## PROVIDED DATA
○ ○ ○
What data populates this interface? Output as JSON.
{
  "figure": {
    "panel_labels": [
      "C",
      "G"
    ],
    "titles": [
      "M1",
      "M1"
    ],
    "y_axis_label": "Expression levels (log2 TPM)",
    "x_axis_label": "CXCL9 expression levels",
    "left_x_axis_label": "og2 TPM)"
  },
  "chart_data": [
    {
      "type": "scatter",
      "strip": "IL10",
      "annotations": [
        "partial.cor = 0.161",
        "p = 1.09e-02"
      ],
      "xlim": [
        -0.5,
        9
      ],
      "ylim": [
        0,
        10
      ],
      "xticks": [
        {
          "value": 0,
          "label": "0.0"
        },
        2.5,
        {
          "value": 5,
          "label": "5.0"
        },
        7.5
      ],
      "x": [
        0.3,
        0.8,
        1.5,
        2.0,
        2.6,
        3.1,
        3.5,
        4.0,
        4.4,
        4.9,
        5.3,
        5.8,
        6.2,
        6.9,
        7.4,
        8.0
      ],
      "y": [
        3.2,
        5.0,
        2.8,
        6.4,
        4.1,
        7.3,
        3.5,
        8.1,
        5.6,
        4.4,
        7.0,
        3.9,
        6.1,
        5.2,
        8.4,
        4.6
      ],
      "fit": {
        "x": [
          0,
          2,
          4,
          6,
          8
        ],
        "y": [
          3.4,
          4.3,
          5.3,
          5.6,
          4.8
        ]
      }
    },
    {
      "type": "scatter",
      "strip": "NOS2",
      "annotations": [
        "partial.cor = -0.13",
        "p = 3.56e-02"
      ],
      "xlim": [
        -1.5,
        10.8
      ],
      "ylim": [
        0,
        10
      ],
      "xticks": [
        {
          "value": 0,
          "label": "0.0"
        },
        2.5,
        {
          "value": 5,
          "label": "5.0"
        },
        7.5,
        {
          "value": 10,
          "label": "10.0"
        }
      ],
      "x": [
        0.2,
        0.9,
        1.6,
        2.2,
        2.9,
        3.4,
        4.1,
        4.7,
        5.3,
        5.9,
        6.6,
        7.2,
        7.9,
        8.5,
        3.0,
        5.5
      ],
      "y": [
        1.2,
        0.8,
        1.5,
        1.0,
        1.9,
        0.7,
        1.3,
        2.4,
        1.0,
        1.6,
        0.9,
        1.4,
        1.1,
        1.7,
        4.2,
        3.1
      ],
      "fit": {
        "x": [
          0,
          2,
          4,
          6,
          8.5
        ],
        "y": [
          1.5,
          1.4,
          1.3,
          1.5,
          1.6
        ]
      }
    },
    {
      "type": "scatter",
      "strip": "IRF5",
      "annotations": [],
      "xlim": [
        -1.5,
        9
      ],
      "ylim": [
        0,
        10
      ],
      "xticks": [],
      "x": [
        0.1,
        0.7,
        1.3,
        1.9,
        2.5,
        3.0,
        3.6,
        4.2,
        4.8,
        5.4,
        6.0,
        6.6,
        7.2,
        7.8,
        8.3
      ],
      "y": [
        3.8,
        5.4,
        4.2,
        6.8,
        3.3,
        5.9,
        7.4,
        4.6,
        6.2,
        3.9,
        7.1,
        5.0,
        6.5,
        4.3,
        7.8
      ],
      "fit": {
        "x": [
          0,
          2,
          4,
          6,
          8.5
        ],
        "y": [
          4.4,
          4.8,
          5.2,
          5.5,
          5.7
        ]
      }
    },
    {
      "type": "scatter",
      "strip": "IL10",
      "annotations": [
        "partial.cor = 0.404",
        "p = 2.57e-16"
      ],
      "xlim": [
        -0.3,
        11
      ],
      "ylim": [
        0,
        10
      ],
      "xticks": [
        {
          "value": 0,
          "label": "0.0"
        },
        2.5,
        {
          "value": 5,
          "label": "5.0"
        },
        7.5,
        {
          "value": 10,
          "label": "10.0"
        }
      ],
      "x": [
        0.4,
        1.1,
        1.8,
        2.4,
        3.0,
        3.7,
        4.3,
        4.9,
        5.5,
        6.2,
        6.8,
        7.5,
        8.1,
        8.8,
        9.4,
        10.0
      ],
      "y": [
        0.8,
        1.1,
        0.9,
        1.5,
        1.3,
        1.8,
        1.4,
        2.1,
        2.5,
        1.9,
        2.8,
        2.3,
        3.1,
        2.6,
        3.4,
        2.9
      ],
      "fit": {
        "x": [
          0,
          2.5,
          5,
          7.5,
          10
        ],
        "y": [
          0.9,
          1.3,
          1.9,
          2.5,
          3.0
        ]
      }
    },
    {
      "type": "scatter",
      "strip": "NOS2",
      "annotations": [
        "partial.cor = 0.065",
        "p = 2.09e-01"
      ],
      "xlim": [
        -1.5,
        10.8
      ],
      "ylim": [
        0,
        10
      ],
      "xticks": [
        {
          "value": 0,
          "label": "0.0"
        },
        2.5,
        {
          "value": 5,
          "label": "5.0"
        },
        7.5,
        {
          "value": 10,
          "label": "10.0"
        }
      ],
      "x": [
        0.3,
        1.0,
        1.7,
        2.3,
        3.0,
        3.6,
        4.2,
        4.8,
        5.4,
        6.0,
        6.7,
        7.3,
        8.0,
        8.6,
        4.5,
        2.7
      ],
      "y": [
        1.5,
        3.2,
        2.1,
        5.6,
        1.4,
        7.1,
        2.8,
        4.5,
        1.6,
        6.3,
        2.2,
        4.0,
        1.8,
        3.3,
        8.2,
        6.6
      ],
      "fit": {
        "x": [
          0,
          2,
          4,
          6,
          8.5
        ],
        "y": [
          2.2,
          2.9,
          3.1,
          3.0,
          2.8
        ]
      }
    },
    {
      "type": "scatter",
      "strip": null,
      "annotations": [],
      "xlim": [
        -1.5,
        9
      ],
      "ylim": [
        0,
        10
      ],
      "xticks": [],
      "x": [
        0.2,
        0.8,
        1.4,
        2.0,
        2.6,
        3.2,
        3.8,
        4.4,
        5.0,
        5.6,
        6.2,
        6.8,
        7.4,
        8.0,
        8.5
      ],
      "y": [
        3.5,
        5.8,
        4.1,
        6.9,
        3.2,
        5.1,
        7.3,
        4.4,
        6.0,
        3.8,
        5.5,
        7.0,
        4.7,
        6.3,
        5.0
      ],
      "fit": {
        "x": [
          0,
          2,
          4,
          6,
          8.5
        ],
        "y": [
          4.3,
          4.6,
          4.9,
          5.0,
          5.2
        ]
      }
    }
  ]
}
○ ○ ○
Reproduce the full listing word for word.

What data populates this interface? Output as JSON.
{
  "figure": {
    "panel_labels": [
      "C",
      "G"
    ],
    "titles": [
      "M1",
      "M1"
    ],
    "y_axis_label": "Expression levels (log2 TPM)",
    "x_axis_label": "CXCL9 expression levels",
    "left_x_axis_label": "og2 TPM)"
  },
  "chart_data": [
    {
      "type": "scatter",
      "strip": "IL10",
      "annotations": [
        "partial.cor = 0.161",
        "p = 1.09e-02"
      ],
      "xlim": [
        -0.5,
        9
      ],
      "ylim": [
        0,
        10
      ],
      "xticks": [
        {
          "value": 0,
          "label": "0.0"
        },
        2.5,
        {
          "value": 5,
          "label": "5.0"
        },
        7.5
      ],
      "x": [
        0.3,
        0.8,
        1.5,
        2.0,
        2.6,
        3.1,
        3.5,
        4.0,
        4.4,
        4.9,
        5.3,
        5.8,
        6.2,
        6.9,
        7.4,
        8.0
      ],
      "y": [
        3.2,
        5.0,
        2.8,
        6.4,
        4.1,
        7.3,
        3.5,
        8.1,
        5.6,
        4.4,
        7.0,
        3.9,
        6.1,
        5.2,
        8.4,
        4.6
      ],
      "fit": {
        "x": [
          0,
          2,
          4,
          6,
          8
        ],
        "y": [
          3.4,
          4.3,
          5.3,
          5.6,
          4.8
        ]
      }
    },
    {
      "type": "scatter",
      "strip": "NOS2",
      "annotations": [
        "partial.cor = -0.13",
        "p = 3.56e-02"
      ],
      "xlim": [
        -1.5,
        10.8
      ],
      "ylim": [
        0,
        10
      ],
      "xticks": [
        {
          "value": 0,
          "label": "0.0"
        },
        2.5,
        {
          "value": 5,
          "label": "5.0"
        },
        7.5,
        {
          "value": 10,
          "label": "10.0"
        }
      ],
      "x": [
        0.2,
        0.9,
        1.6,
        2.2,
        2.9,
        3.4,
        4.1,
        4.7,
        5.3,
        5.9,
        6.6,
        7.2,
        7.9,
        8.5,
        3.0,
        5.5
      ],
      "y": [
        1.2,
        0.8,
        1.5,
        1.0,
        1.9,
        0.7,
        1.3,
        2.4,
        1.0,
        1.6,
        0.9,
        1.4,
        1.1,
        1.7,
        4.2,
        3.1
      ],
      "fit": {
        "x": [
          0,
          2,
          4,
          6,
          8.5
        ],
        "y": [
          1.5,
          1.4,
          1.3,
          1.5,
          1.6
        ]
      }
    },
    {
      "type": "scatter",
      "strip": "IRF5",
      "annotations": [],
      "xlim": [
        -1.5,
        9
      ],
      "ylim": [
        0,
        10
      ],
      "xticks": [],
      "x": [
        0.1,
        0.7,
        1.3,
        1.9,
        2.5,
        3.0,
        3.6,
        4.2,
        4.8,
        5.4,
        6.0,
        6.6,
        7.2,
        7.8,
        8.3
      ],
      "y": [
        3.8,
        5.4,
        4.2,
        6.8,
        3.3,
        5.9,
        7.4,
        4.6,
        6.2,
        3.9,
        7.1,
        5.0,
        6.5,
        4.3,
        7.8
      ],
      "fit": {
        "x": [
          0,
          2,
          4,
          6,
          8.5
        ],
        "y": [
          4.4,
          4.8,
          5.2,
          5.5,
          5.7
        ]
      }
    },
    {
      "type": "scatter",
      "strip": "IL10",
      "annotations": [
        "partial.cor = 0.404",
        "p = 2.57e-16"
      ],
      "xlim": [
        -0.3,
        11
      ],
      "ylim": [
        0,
        10
      ],
      "xticks": [
        {
          "value": 0,
          "label": "0.0"
        },
        2.5,
        {
          "value": 5,
          "label": "5.0"
        },
        7.5,
        {
          "value": 10,
          "label": "10.0"
        }
      ],
      "x": [
        0.4,
        1.1,
        1.8,
        2.4,
        3.0,
        3.7,
        4.3,
        4.9,
        5.5,
        6.2,
        6.8,
        7.5,
        8.1,
        8.8,
        9.4,
        10.0
      ],
      "y": [
        0.8,
        1.1,
        0.9,
        1.5,
        1.3,
        1.8,
        1.4,
        2.1,
        2.5,
        1.9,
        2.8,
        2.3,
        3.1,
        2.6,
        3.4,
        2.9
      ],
      "fit": {
        "x": [
          0,
          2.5,
          5,
          7.5,
          10
        ],
        "y": [
          0.9,
          1.3,
          1.9,
          2.5,
          3.0
        ]
      }
    },
    {
      "type": "scatter",
      "strip": "NOS2",
      "annotations": [
        "partial.cor = 0.065",
        "p = 2.09e-01"
      ],
      "xlim": [
        -1.5,
        10.8
      ],
      "ylim": [
        0,
        10
      ],
      "xticks": [
        {
          "value": 0,
          "label": "0.0"
        },
        2.5,
        {
          "value": 5,
          "label": "5.0"
        },
        7.5,
        {
          "value": 10,
          "label": "10.0"
        }
      ],
      "x": [
        0.3,
        1.0,
        1.7,
        2.3,
        3.0,
        3.6,
        4.2,
        4.8,
        5.4,
        6.0,
        6.7,
        7.3,
        8.0,
        8.6,
        4.5,
        2.7
      ],
      "y": [
        1.5,
        3.2,
        2.1,
        5.6,
        1.4,
        7.1,
        2.8,
        4.5,
        1.6,
        6.3,
        2.2,
        4.0,
        1.8,
        3.3,
        8.2,
        6.6
      ],
      "fit": {
        "x": [
          0,
          2,
          4,
          6,
          8.5
        ],
        "y": [
          2.2,
          2.9,
          3.1,
          3.0,
          2.8
        ]
      }
    },
    {
      "type": "scatter",
      "strip": null,
      "annotations": [],
      "xlim": [
        -1.5,
        9
      ],
      "ylim": [
        0,
        10
      ],
      "xticks": [],
      "x": [
        0.2,
        0.8,
        1.4,
        2.0,
        2.6,
        3.2,
        3.8,
        4.4,
        5.0,
        5.6,
        6.2,
        6.8,
        7.4,
        8.0,
        8.5
      ],
      "y": [
        3.5,
        5.8,
        4.1,
        6.9,
        3.2,
        5.1,
        7.3,
        4.4,
        6.0,
        3.8,
        5.5,
        7.0,
        4.7,
        6.3,
        5.0
      ],
      "fit": {
        "x": [
          0,
          2,
          4,
          6,
          8.5
        ],
        "y": [
          4.3,
          4.6,
          4.9,
          5.0,
          5.2
        ]
      }
    }
  ]
}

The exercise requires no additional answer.